◆ Directions
In the material below, find each line holding the string "ökade" and copy it.

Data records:

========================================

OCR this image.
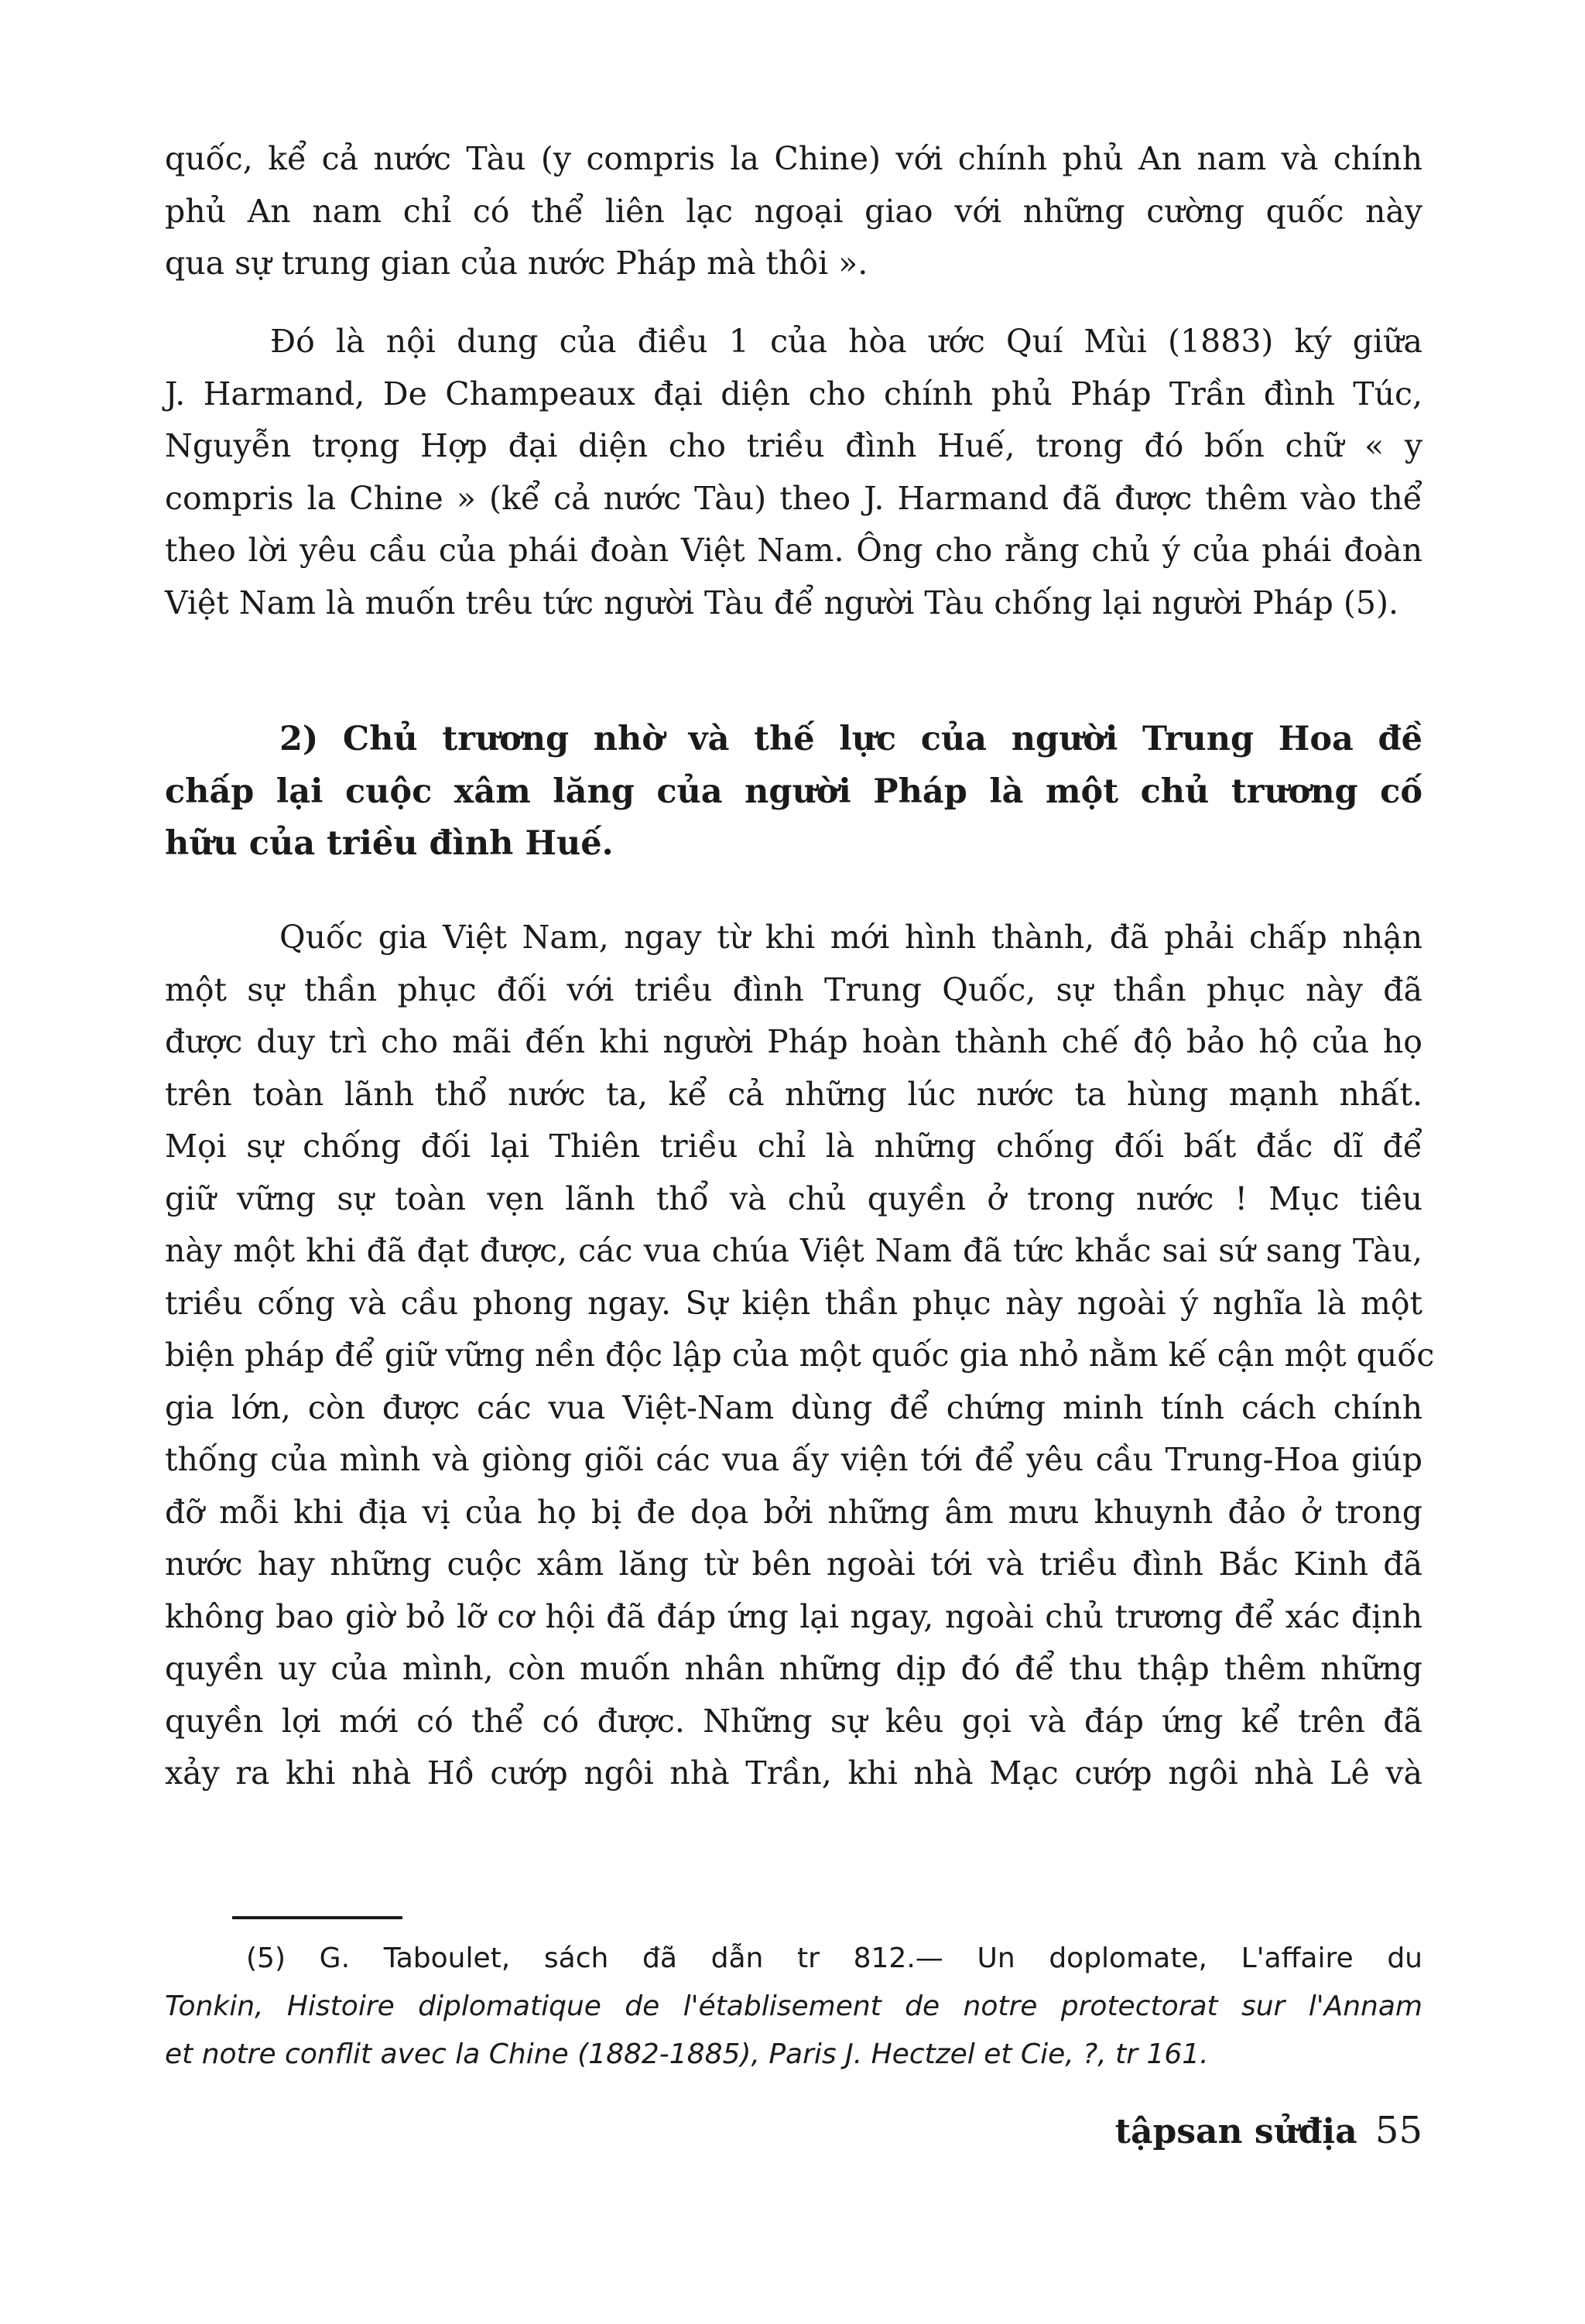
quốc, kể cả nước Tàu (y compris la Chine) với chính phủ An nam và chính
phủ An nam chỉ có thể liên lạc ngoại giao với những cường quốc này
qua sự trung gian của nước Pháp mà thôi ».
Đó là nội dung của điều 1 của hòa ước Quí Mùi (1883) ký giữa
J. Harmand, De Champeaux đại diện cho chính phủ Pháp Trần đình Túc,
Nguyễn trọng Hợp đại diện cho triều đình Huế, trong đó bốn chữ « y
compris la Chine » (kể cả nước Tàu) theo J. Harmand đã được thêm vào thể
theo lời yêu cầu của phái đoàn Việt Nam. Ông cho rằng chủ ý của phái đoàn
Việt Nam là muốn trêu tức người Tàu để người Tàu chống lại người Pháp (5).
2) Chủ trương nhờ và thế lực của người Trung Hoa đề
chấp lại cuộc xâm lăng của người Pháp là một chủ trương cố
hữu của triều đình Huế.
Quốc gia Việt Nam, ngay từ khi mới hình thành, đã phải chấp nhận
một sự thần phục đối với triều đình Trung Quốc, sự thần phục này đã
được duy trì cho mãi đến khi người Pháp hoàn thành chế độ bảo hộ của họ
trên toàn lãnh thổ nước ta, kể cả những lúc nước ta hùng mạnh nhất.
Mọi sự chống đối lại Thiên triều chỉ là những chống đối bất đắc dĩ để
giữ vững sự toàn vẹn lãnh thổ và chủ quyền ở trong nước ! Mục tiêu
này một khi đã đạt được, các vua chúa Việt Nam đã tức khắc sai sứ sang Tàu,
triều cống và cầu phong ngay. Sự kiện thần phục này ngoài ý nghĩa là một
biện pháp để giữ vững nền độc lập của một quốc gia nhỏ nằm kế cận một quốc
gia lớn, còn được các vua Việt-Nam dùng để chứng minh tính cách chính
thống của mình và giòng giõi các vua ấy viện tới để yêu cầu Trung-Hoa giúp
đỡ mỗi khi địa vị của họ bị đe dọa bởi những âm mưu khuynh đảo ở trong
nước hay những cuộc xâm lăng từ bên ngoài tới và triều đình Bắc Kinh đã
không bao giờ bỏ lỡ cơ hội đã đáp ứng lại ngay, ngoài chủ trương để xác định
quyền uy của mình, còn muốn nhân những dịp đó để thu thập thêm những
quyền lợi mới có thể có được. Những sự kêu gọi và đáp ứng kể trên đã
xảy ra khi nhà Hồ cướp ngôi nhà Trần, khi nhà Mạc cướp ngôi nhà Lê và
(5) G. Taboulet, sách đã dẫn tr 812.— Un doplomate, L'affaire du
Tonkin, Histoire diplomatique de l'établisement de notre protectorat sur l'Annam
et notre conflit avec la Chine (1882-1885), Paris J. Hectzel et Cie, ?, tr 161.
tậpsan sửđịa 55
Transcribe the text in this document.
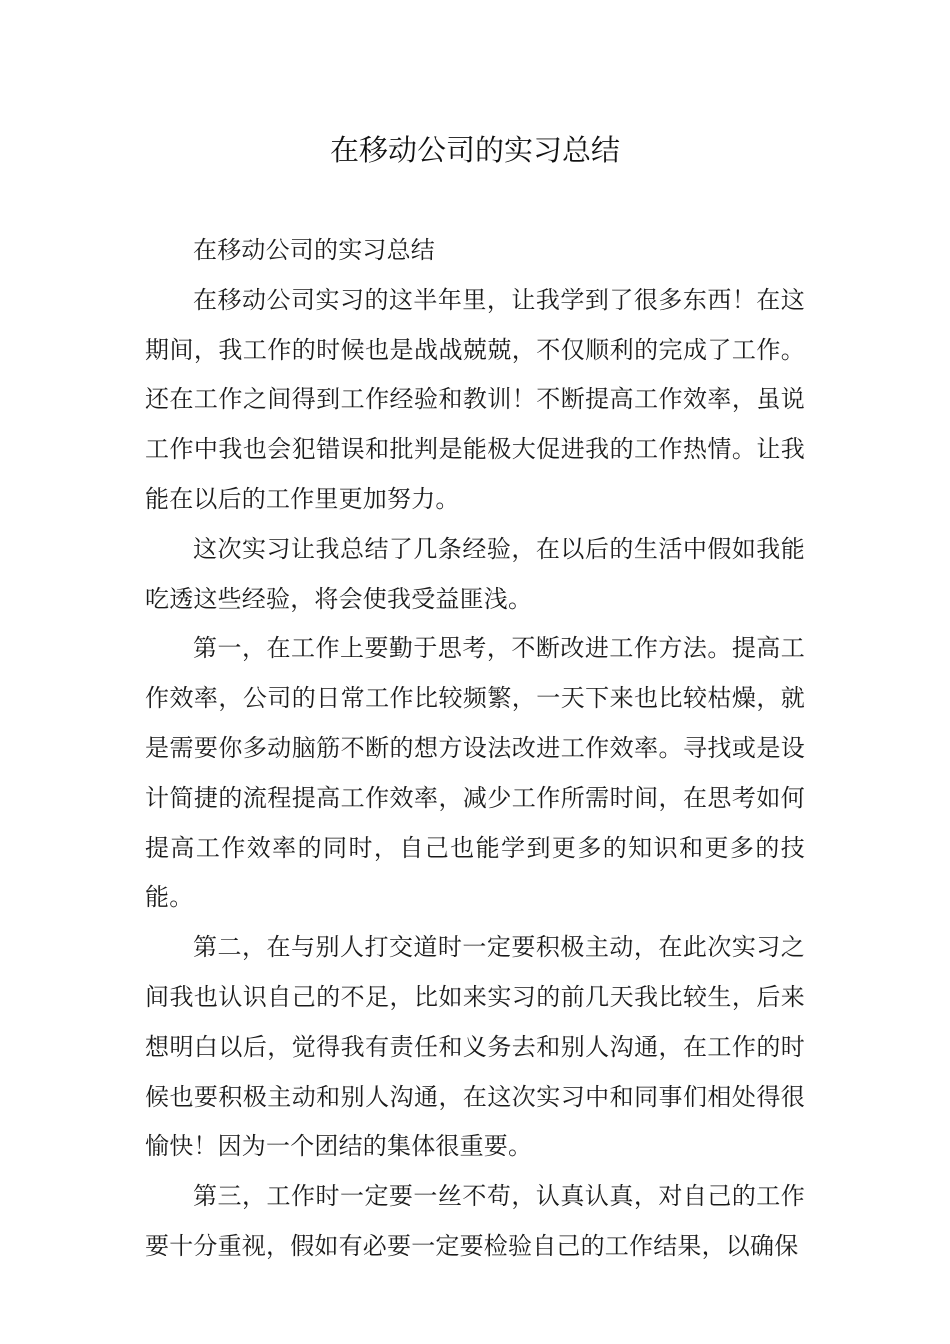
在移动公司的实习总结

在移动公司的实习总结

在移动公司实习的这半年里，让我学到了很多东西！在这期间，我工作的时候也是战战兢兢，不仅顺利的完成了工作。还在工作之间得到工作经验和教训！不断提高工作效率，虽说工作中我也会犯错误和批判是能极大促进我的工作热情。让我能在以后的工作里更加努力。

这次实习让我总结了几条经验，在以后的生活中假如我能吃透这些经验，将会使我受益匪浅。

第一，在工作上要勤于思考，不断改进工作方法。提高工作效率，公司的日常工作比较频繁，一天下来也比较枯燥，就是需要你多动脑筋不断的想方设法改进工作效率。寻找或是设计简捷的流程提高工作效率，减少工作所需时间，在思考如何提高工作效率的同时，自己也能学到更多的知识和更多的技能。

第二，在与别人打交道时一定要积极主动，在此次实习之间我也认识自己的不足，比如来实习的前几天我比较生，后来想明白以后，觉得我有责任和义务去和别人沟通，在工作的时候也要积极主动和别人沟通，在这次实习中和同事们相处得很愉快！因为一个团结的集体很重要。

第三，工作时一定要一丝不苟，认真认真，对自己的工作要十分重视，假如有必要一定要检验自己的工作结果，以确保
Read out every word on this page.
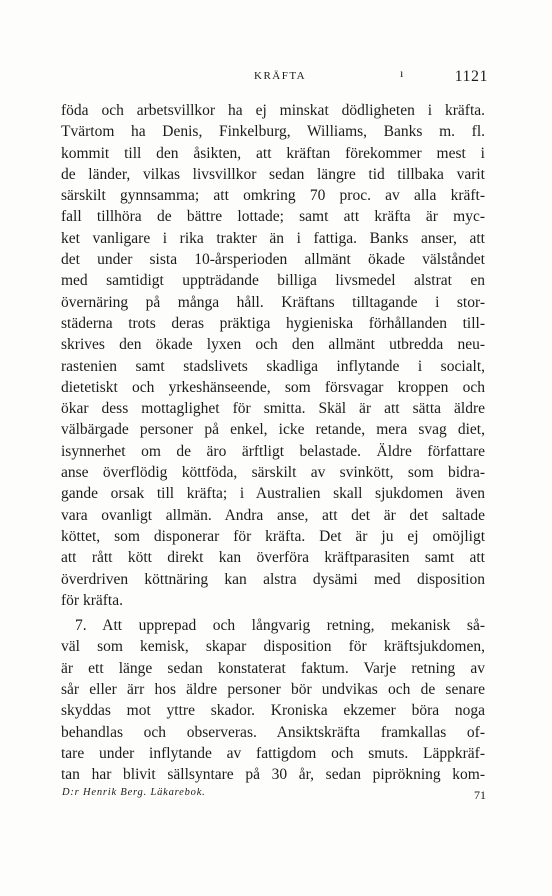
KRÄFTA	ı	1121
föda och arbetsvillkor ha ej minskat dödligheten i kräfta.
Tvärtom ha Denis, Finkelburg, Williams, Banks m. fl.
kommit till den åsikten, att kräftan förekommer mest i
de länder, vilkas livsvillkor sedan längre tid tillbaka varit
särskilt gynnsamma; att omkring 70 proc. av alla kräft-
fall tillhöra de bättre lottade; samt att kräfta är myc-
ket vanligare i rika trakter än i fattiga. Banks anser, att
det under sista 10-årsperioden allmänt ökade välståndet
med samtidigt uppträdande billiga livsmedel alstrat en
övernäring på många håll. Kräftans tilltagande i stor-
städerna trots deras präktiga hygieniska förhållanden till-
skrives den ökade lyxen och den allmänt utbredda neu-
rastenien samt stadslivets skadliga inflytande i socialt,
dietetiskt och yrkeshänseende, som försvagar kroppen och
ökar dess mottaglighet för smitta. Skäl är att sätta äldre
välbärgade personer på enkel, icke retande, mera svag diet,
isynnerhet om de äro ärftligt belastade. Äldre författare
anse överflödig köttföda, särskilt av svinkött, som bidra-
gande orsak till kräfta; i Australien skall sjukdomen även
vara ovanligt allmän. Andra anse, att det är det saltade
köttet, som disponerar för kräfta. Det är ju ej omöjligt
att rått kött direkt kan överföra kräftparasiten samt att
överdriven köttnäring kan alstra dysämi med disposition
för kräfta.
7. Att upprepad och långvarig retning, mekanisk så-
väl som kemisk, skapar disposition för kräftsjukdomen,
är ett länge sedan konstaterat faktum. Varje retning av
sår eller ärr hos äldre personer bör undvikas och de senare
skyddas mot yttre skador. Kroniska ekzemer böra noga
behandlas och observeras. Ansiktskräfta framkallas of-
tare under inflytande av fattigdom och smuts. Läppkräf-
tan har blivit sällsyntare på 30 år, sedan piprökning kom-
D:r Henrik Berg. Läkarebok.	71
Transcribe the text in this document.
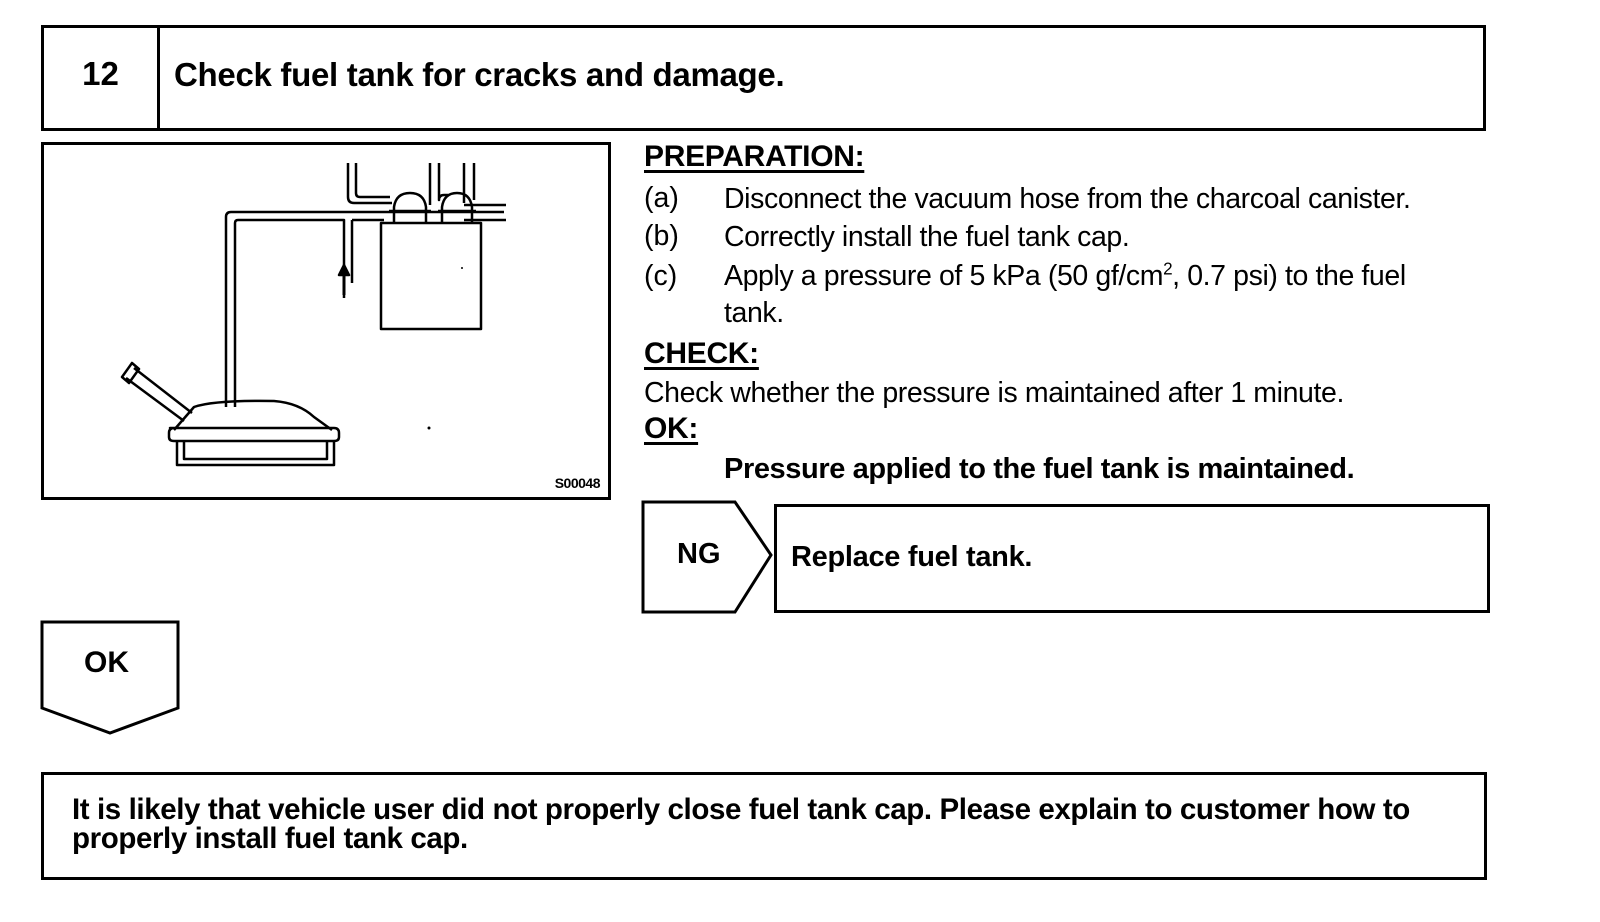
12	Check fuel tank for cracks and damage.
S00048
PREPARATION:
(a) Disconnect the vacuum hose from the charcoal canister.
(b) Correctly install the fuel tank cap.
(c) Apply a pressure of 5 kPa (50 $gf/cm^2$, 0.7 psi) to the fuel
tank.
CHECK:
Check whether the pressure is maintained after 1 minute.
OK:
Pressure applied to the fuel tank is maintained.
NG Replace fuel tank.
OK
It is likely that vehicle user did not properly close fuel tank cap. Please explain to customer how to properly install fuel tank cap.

========================================

◆ Reply to the exercise
det under sista 10-årsperioden allmänt ökade välståndet
skrives den ökade lyxen och den allmänt utbredda neu-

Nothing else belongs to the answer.